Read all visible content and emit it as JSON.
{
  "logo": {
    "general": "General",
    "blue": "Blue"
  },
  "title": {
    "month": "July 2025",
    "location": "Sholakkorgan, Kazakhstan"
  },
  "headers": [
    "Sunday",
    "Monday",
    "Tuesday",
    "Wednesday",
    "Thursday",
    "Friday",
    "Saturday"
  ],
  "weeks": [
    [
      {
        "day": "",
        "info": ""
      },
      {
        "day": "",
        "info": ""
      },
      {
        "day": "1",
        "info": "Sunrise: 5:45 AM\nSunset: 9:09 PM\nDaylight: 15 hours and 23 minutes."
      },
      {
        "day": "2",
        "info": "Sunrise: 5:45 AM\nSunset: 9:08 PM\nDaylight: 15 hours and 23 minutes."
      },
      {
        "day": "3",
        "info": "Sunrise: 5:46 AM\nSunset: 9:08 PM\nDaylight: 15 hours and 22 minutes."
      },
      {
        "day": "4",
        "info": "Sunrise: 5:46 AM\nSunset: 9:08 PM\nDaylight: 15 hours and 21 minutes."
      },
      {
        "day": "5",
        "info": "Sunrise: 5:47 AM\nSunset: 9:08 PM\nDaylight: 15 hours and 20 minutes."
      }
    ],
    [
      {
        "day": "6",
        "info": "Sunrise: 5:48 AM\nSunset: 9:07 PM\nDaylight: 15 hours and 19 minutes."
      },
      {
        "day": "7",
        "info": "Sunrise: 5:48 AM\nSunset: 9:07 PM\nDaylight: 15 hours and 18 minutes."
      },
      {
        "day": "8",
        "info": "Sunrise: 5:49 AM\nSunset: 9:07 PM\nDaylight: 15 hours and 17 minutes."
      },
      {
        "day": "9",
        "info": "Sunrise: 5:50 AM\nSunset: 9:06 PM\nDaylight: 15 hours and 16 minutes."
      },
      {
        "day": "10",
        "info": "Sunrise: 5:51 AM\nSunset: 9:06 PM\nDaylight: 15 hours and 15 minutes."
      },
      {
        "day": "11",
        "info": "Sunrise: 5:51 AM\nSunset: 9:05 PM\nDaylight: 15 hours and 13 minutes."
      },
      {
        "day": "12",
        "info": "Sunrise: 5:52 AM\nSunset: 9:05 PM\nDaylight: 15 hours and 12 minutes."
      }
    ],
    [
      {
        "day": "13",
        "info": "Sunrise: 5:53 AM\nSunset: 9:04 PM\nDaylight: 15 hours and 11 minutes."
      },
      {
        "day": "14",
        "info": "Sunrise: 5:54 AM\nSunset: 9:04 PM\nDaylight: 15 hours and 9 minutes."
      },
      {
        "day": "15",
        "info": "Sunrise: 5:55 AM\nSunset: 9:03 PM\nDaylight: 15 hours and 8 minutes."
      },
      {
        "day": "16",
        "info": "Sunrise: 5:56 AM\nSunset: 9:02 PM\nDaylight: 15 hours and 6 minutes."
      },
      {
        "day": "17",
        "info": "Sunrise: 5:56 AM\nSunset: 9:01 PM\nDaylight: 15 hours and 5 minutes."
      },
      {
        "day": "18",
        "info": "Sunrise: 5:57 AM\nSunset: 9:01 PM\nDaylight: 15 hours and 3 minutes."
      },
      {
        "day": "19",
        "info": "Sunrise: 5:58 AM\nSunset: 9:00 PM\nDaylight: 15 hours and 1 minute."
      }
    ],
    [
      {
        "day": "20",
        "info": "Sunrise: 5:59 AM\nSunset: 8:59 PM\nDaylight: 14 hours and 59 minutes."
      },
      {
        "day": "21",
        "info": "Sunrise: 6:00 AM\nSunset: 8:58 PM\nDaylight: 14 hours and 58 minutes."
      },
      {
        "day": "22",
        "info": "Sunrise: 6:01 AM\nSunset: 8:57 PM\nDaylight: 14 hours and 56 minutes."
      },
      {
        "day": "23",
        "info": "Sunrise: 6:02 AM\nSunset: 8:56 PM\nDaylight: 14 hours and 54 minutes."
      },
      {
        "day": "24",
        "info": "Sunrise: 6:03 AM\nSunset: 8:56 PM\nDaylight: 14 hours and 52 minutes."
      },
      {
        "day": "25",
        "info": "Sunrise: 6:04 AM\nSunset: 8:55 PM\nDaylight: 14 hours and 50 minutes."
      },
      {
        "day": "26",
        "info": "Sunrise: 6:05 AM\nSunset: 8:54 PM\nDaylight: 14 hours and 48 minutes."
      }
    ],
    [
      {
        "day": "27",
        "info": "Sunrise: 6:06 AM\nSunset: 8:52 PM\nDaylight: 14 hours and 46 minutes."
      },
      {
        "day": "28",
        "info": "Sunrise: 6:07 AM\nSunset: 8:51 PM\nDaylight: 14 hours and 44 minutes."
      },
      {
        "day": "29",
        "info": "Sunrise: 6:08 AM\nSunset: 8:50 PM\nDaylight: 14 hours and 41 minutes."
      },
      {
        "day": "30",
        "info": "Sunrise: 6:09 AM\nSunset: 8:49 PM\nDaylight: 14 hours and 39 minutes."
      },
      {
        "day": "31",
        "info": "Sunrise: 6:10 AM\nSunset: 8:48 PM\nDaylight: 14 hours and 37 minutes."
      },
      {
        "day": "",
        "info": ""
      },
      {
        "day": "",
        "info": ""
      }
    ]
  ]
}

● Goal of the exercise: Print every entry exactly as it appears.

● Written solution:
Read all visible content and emit it as JSON.
{
  "logo": {
    "general": "General",
    "blue": "Blue"
  },
  "title": {
    "month": "July 2025",
    "location": "Sholakkorgan, Kazakhstan"
  },
  "headers": [
    "Sunday",
    "Monday",
    "Tuesday",
    "Wednesday",
    "Thursday",
    "Friday",
    "Saturday"
  ],
  "weeks": [
    [
      {
        "day": "",
        "info": ""
      },
      {
        "day": "",
        "info": ""
      },
      {
        "day": "1",
        "info": "Sunrise: 5:45 AM\nSunset: 9:09 PM\nDaylight: 15 hours and 23 minutes."
      },
      {
        "day": "2",
        "info": "Sunrise: 5:45 AM\nSunset: 9:08 PM\nDaylight: 15 hours and 23 minutes."
      },
      {
        "day": "3",
        "info": "Sunrise: 5:46 AM\nSunset: 9:08 PM\nDaylight: 15 hours and 22 minutes."
      },
      {
        "day": "4",
        "info": "Sunrise: 5:46 AM\nSunset: 9:08 PM\nDaylight: 15 hours and 21 minutes."
      },
      {
        "day": "5",
        "info": "Sunrise: 5:47 AM\nSunset: 9:08 PM\nDaylight: 15 hours and 20 minutes."
      }
    ],
    [
      {
        "day": "6",
        "info": "Sunrise: 5:48 AM\nSunset: 9:07 PM\nDaylight: 15 hours and 19 minutes."
      },
      {
        "day": "7",
        "info": "Sunrise: 5:48 AM\nSunset: 9:07 PM\nDaylight: 15 hours and 18 minutes."
      },
      {
        "day": "8",
        "info": "Sunrise: 5:49 AM\nSunset: 9:07 PM\nDaylight: 15 hours and 17 minutes."
      },
      {
        "day": "9",
        "info": "Sunrise: 5:50 AM\nSunset: 9:06 PM\nDaylight: 15 hours and 16 minutes."
      },
      {
        "day": "10",
        "info": "Sunrise: 5:51 AM\nSunset: 9:06 PM\nDaylight: 15 hours and 15 minutes."
      },
      {
        "day": "11",
        "info": "Sunrise: 5:51 AM\nSunset: 9:05 PM\nDaylight: 15 hours and 13 minutes."
      },
      {
        "day": "12",
        "info": "Sunrise: 5:52 AM\nSunset: 9:05 PM\nDaylight: 15 hours and 12 minutes."
      }
    ],
    [
      {
        "day": "13",
        "info": "Sunrise: 5:53 AM\nSunset: 9:04 PM\nDaylight: 15 hours and 11 minutes."
      },
      {
        "day": "14",
        "info": "Sunrise: 5:54 AM\nSunset: 9:04 PM\nDaylight: 15 hours and 9 minutes."
      },
      {
        "day": "15",
        "info": "Sunrise: 5:55 AM\nSunset: 9:03 PM\nDaylight: 15 hours and 8 minutes."
      },
      {
        "day": "16",
        "info": "Sunrise: 5:56 AM\nSunset: 9:02 PM\nDaylight: 15 hours and 6 minutes."
      },
      {
        "day": "17",
        "info": "Sunrise: 5:56 AM\nSunset: 9:01 PM\nDaylight: 15 hours and 5 minutes."
      },
      {
        "day": "18",
        "info": "Sunrise: 5:57 AM\nSunset: 9:01 PM\nDaylight: 15 hours and 3 minutes."
      },
      {
        "day": "19",
        "info": "Sunrise: 5:58 AM\nSunset: 9:00 PM\nDaylight: 15 hours and 1 minute."
      }
    ],
    [
      {
        "day": "20",
        "info": "Sunrise: 5:59 AM\nSunset: 8:59 PM\nDaylight: 14 hours and 59 minutes."
      },
      {
        "day": "21",
        "info": "Sunrise: 6:00 AM\nSunset: 8:58 PM\nDaylight: 14 hours and 58 minutes."
      },
      {
        "day": "22",
        "info": "Sunrise: 6:01 AM\nSunset: 8:57 PM\nDaylight: 14 hours and 56 minutes."
      },
      {
        "day": "23",
        "info": "Sunrise: 6:02 AM\nSunset: 8:56 PM\nDaylight: 14 hours and 54 minutes."
      },
      {
        "day": "24",
        "info": "Sunrise: 6:03 AM\nSunset: 8:56 PM\nDaylight: 14 hours and 52 minutes."
      },
      {
        "day": "25",
        "info": "Sunrise: 6:04 AM\nSunset: 8:55 PM\nDaylight: 14 hours and 50 minutes."
      },
      {
        "day": "26",
        "info": "Sunrise: 6:05 AM\nSunset: 8:54 PM\nDaylight: 14 hours and 48 minutes."
      }
    ],
    [
      {
        "day": "27",
        "info": "Sunrise: 6:06 AM\nSunset: 8:52 PM\nDaylight: 14 hours and 46 minutes."
      },
      {
        "day": "28",
        "info": "Sunrise: 6:07 AM\nSunset: 8:51 PM\nDaylight: 14 hours and 44 minutes."
      },
      {
        "day": "29",
        "info": "Sunrise: 6:08 AM\nSunset: 8:50 PM\nDaylight: 14 hours and 41 minutes."
      },
      {
        "day": "30",
        "info": "Sunrise: 6:09 AM\nSunset: 8:49 PM\nDaylight: 14 hours and 39 minutes."
      },
      {
        "day": "31",
        "info": "Sunrise: 6:10 AM\nSunset: 8:48 PM\nDaylight: 14 hours and 37 minutes."
      },
      {
        "day": "",
        "info": ""
      },
      {
        "day": "",
        "info": ""
      }
    ]
  ]
}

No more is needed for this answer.